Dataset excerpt
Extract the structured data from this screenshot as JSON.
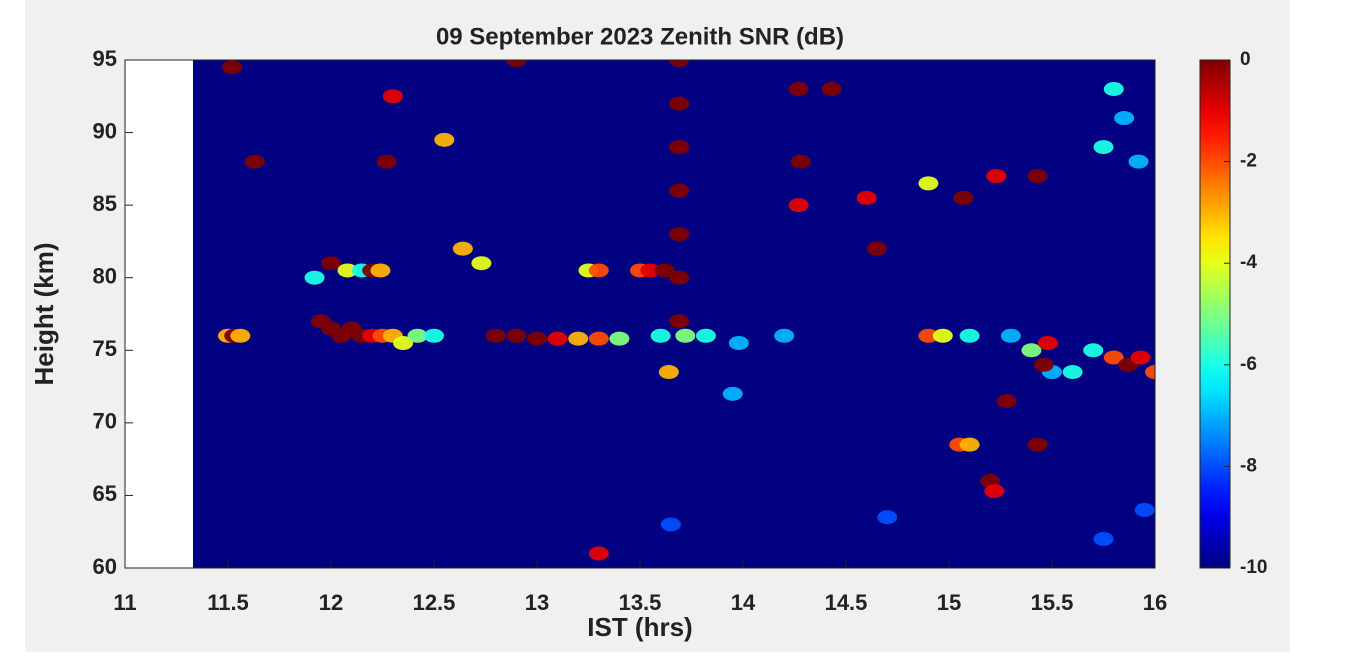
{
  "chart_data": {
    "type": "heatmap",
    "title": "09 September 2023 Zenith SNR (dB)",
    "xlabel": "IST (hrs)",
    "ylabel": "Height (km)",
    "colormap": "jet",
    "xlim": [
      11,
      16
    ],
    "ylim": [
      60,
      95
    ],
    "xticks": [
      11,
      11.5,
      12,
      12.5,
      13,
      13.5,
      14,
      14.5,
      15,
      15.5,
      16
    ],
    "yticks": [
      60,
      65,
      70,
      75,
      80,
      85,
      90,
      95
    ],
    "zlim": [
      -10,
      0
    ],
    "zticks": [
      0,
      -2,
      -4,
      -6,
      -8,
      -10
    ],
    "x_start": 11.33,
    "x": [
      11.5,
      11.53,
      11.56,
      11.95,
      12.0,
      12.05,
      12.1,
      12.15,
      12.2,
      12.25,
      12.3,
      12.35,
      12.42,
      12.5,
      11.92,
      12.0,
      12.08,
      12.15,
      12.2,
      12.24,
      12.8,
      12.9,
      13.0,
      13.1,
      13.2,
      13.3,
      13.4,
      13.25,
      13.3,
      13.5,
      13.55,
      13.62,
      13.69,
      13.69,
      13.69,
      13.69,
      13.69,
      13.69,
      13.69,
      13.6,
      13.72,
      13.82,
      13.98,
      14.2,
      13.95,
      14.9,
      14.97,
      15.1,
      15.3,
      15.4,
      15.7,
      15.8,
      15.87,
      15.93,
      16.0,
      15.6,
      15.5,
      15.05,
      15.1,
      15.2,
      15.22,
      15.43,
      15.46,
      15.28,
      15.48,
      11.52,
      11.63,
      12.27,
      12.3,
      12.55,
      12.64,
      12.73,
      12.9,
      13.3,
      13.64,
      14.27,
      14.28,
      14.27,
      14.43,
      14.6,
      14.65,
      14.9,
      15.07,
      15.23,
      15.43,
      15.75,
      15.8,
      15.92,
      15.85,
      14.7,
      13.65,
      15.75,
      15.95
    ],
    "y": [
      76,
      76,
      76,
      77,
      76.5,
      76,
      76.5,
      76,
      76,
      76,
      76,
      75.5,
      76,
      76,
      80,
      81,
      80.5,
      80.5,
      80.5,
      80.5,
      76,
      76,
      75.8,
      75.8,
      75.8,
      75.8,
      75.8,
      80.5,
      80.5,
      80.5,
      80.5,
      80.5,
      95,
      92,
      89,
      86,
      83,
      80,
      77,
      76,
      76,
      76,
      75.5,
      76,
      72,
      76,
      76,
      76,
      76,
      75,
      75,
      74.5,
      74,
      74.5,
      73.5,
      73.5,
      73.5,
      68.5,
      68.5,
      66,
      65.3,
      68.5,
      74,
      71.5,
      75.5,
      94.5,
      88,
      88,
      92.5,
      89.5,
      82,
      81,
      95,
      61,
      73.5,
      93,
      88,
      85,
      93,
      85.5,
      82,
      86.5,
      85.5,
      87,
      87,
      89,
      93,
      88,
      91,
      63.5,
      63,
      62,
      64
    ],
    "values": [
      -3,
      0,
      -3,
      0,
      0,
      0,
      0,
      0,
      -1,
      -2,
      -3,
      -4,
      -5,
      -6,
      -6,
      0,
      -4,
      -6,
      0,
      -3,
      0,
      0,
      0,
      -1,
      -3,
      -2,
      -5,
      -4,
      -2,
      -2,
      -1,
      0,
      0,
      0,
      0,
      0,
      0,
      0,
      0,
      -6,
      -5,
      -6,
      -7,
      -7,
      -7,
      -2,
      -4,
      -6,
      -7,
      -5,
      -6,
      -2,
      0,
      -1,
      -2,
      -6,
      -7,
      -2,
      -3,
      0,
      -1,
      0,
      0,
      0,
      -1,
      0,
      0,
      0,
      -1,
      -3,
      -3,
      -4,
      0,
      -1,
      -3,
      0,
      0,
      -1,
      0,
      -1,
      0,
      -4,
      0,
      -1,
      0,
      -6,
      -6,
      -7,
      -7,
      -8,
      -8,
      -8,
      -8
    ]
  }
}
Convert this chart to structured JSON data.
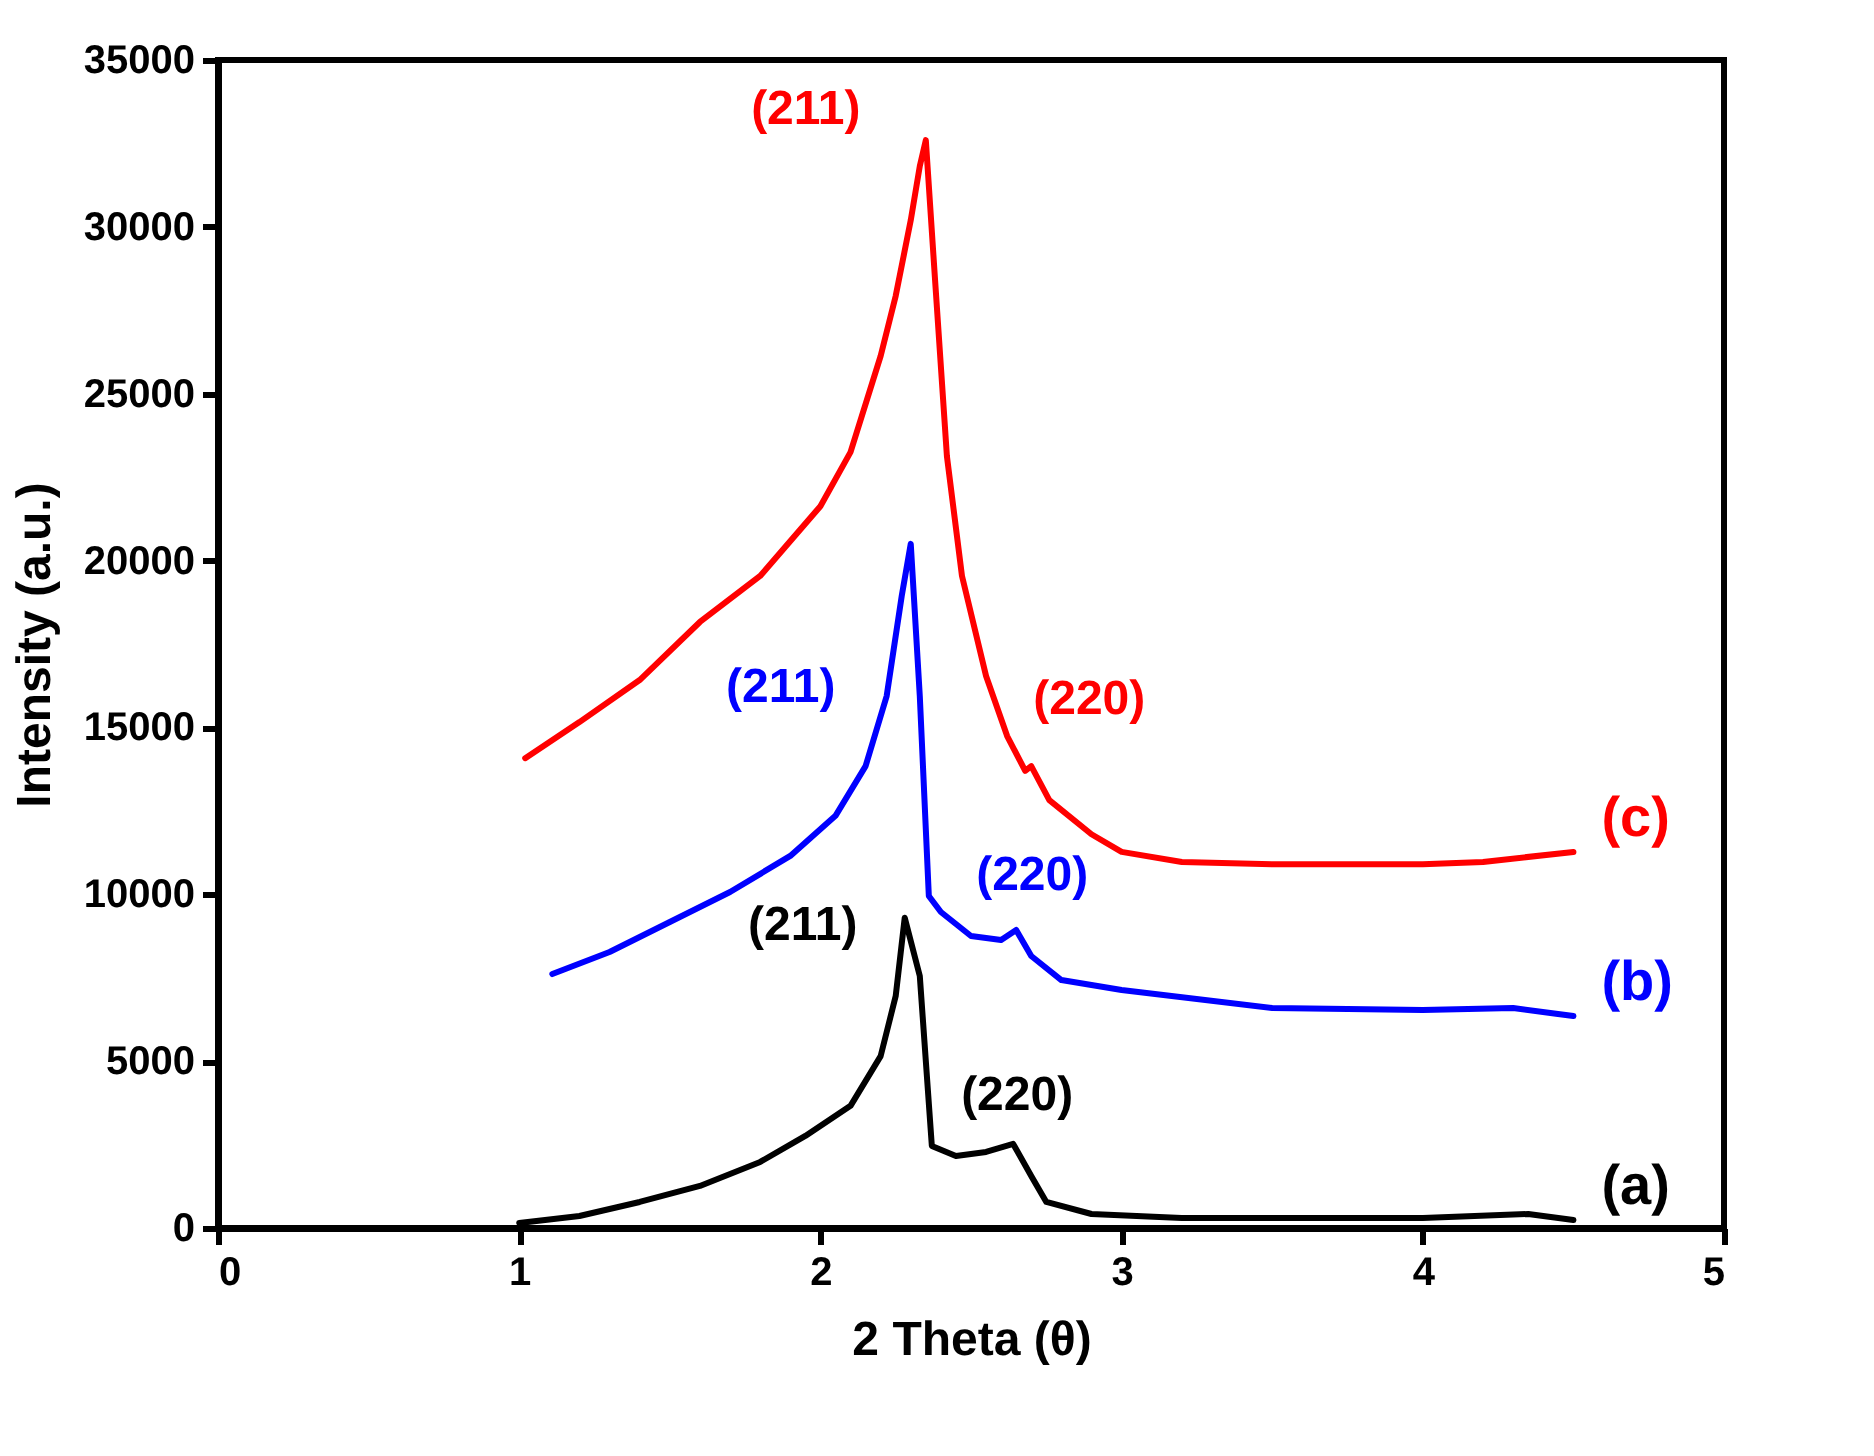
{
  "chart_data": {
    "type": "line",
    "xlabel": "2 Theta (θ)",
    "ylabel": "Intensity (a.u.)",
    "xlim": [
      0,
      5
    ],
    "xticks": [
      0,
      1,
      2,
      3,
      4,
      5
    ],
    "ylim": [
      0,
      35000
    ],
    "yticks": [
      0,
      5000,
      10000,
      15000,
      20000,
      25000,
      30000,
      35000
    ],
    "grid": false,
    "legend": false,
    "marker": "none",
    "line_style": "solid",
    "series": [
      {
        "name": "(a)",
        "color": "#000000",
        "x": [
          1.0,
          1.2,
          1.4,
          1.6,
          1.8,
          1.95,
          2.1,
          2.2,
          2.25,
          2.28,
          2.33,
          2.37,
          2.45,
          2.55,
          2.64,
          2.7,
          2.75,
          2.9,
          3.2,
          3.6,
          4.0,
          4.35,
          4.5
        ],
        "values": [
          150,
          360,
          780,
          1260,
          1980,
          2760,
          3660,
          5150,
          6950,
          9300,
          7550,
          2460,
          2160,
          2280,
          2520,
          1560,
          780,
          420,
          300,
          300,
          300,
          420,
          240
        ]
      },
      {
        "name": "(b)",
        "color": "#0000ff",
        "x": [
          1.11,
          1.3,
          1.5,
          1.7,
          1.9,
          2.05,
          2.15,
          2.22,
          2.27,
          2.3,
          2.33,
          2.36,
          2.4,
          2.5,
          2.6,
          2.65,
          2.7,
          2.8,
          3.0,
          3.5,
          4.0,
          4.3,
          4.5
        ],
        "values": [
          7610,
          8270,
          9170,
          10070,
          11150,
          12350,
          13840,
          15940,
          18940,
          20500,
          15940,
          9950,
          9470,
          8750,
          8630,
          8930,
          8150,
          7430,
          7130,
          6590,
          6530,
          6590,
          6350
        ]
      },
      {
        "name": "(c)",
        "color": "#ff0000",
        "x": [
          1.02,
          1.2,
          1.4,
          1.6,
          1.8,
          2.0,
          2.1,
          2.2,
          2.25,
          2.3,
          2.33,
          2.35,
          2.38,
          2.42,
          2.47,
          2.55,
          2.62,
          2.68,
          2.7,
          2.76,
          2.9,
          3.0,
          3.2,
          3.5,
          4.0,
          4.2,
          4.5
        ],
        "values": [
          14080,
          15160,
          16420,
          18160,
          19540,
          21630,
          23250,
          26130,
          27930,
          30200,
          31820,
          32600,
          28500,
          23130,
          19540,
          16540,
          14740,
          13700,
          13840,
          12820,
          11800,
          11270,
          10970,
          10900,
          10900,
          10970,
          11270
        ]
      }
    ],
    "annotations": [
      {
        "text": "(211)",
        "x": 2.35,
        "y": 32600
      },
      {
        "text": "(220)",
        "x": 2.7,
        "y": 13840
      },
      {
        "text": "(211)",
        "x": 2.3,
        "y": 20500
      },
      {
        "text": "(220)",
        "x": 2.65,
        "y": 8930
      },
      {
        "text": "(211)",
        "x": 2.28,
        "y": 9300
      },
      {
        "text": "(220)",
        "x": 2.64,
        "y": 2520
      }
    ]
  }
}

> [Given request] Excluding the pictures, restate the records above word for word.

> [Exercise result]
Extract the structured data from this screenshot as JSON.
{
  "chart_data": {
    "type": "heatmap",
    "title": "09 September 2023 Zenith SNR (dB)",
    "xlabel": "IST (hrs)",
    "ylabel": "Height (km)",
    "colormap": "jet",
    "xlim": [
      11,
      16
    ],
    "ylim": [
      60,
      95
    ],
    "xticks": [
      11,
      11.5,
      12,
      12.5,
      13,
      13.5,
      14,
      14.5,
      15,
      15.5,
      16
    ],
    "yticks": [
      60,
      65,
      70,
      75,
      80,
      85,
      90,
      95
    ],
    "zlim": [
      -10,
      0
    ],
    "zticks": [
      0,
      -2,
      -4,
      -6,
      -8,
      -10
    ],
    "x_start": 11.33,
    "x": [
      11.5,
      11.53,
      11.56,
      11.95,
      12.0,
      12.05,
      12.1,
      12.15,
      12.2,
      12.25,
      12.3,
      12.35,
      12.42,
      12.5,
      11.92,
      12.0,
      12.08,
      12.15,
      12.2,
      12.24,
      12.8,
      12.9,
      13.0,
      13.1,
      13.2,
      13.3,
      13.4,
      13.25,
      13.3,
      13.5,
      13.55,
      13.62,
      13.69,
      13.69,
      13.69,
      13.69,
      13.69,
      13.69,
      13.69,
      13.6,
      13.72,
      13.82,
      13.98,
      14.2,
      13.95,
      14.9,
      14.97,
      15.1,
      15.3,
      15.4,
      15.7,
      15.8,
      15.87,
      15.93,
      16.0,
      15.6,
      15.5,
      15.05,
      15.1,
      15.2,
      15.22,
      15.43,
      15.46,
      15.28,
      15.48,
      11.52,
      11.63,
      12.27,
      12.3,
      12.55,
      12.64,
      12.73,
      12.9,
      13.3,
      13.64,
      14.27,
      14.28,
      14.27,
      14.43,
      14.6,
      14.65,
      14.9,
      15.07,
      15.23,
      15.43,
      15.75,
      15.8,
      15.92,
      15.85,
      14.7,
      13.65,
      15.75,
      15.95
    ],
    "y": [
      76,
      76,
      76,
      77,
      76.5,
      76,
      76.5,
      76,
      76,
      76,
      76,
      75.5,
      76,
      76,
      80,
      81,
      80.5,
      80.5,
      80.5,
      80.5,
      76,
      76,
      75.8,
      75.8,
      75.8,
      75.8,
      75.8,
      80.5,
      80.5,
      80.5,
      80.5,
      80.5,
      95,
      92,
      89,
      86,
      83,
      80,
      77,
      76,
      76,
      76,
      75.5,
      76,
      72,
      76,
      76,
      76,
      76,
      75,
      75,
      74.5,
      74,
      74.5,
      73.5,
      73.5,
      73.5,
      68.5,
      68.5,
      66,
      65.3,
      68.5,
      74,
      71.5,
      75.5,
      94.5,
      88,
      88,
      92.5,
      89.5,
      82,
      81,
      95,
      61,
      73.5,
      93,
      88,
      85,
      93,
      85.5,
      82,
      86.5,
      85.5,
      87,
      87,
      89,
      93,
      88,
      91,
      63.5,
      63,
      62,
      64
    ],
    "values": [
      -3,
      0,
      -3,
      0,
      0,
      0,
      0,
      0,
      -1,
      -2,
      -3,
      -4,
      -5,
      -6,
      -6,
      0,
      -4,
      -6,
      0,
      -3,
      0,
      0,
      0,
      -1,
      -3,
      -2,
      -5,
      -4,
      -2,
      -2,
      -1,
      0,
      0,
      0,
      0,
      0,
      0,
      0,
      0,
      -6,
      -5,
      -6,
      -7,
      -7,
      -7,
      -2,
      -4,
      -6,
      -7,
      -5,
      -6,
      -2,
      0,
      -1,
      -2,
      -6,
      -7,
      -2,
      -3,
      0,
      -1,
      0,
      0,
      0,
      -1,
      0,
      0,
      0,
      -1,
      -3,
      -3,
      -4,
      0,
      -1,
      -3,
      0,
      0,
      -1,
      0,
      -1,
      0,
      -4,
      0,
      -1,
      0,
      -6,
      -6,
      -7,
      -7,
      -8,
      -8,
      -8,
      -8
    ]
  }
}
Convert this chart to structured JSON data.
{
  "chart_data": {
    "type": "line",
    "xlabel": "2 Theta (θ)",
    "ylabel": "Intensity (a.u.)",
    "xlim": [
      0,
      5
    ],
    "xticks": [
      0,
      1,
      2,
      3,
      4,
      5
    ],
    "ylim": [
      0,
      35000
    ],
    "yticks": [
      0,
      5000,
      10000,
      15000,
      20000,
      25000,
      30000,
      35000
    ],
    "grid": false,
    "legend": false,
    "marker": "none",
    "line_style": "solid",
    "series": [
      {
        "name": "(a)",
        "color": "#000000",
        "x": [
          1.0,
          1.2,
          1.4,
          1.6,
          1.8,
          1.95,
          2.1,
          2.2,
          2.25,
          2.28,
          2.33,
          2.37,
          2.45,
          2.55,
          2.64,
          2.7,
          2.75,
          2.9,
          3.2,
          3.6,
          4.0,
          4.35,
          4.5
        ],
        "values": [
          150,
          360,
          780,
          1260,
          1980,
          2760,
          3660,
          5150,
          6950,
          9300,
          7550,
          2460,
          2160,
          2280,
          2520,
          1560,
          780,
          420,
          300,
          300,
          300,
          420,
          240
        ]
      },
      {
        "name": "(b)",
        "color": "#0000ff",
        "x": [
          1.11,
          1.3,
          1.5,
          1.7,
          1.9,
          2.05,
          2.15,
          2.22,
          2.27,
          2.3,
          2.33,
          2.36,
          2.4,
          2.5,
          2.6,
          2.65,
          2.7,
          2.8,
          3.0,
          3.5,
          4.0,
          4.3,
          4.5
        ],
        "values": [
          7610,
          8270,
          9170,
          10070,
          11150,
          12350,
          13840,
          15940,
          18940,
          20500,
          15940,
          9950,
          9470,
          8750,
          8630,
          8930,
          8150,
          7430,
          7130,
          6590,
          6530,
          6590,
          6350
        ]
      },
      {
        "name": "(c)",
        "color": "#ff0000",
        "x": [
          1.02,
          1.2,
          1.4,
          1.6,
          1.8,
          2.0,
          2.1,
          2.2,
          2.25,
          2.3,
          2.33,
          2.35,
          2.38,
          2.42,
          2.47,
          2.55,
          2.62,
          2.68,
          2.7,
          2.76,
          2.9,
          3.0,
          3.2,
          3.5,
          4.0,
          4.2,
          4.5
        ],
        "values": [
          14080,
          15160,
          16420,
          18160,
          19540,
          21630,
          23250,
          26130,
          27930,
          30200,
          31820,
          32600,
          28500,
          23130,
          19540,
          16540,
          14740,
          13700,
          13840,
          12820,
          11800,
          11270,
          10970,
          10900,
          10900,
          10970,
          11270
        ]
      }
    ],
    "annotations": [
      {
        "text": "(211)",
        "x": 2.35,
        "y": 32600
      },
      {
        "text": "(220)",
        "x": 2.7,
        "y": 13840
      },
      {
        "text": "(211)",
        "x": 2.3,
        "y": 20500
      },
      {
        "text": "(220)",
        "x": 2.65,
        "y": 8930
      },
      {
        "text": "(211)",
        "x": 2.28,
        "y": 9300
      },
      {
        "text": "(220)",
        "x": 2.64,
        "y": 2520
      }
    ]
  }
}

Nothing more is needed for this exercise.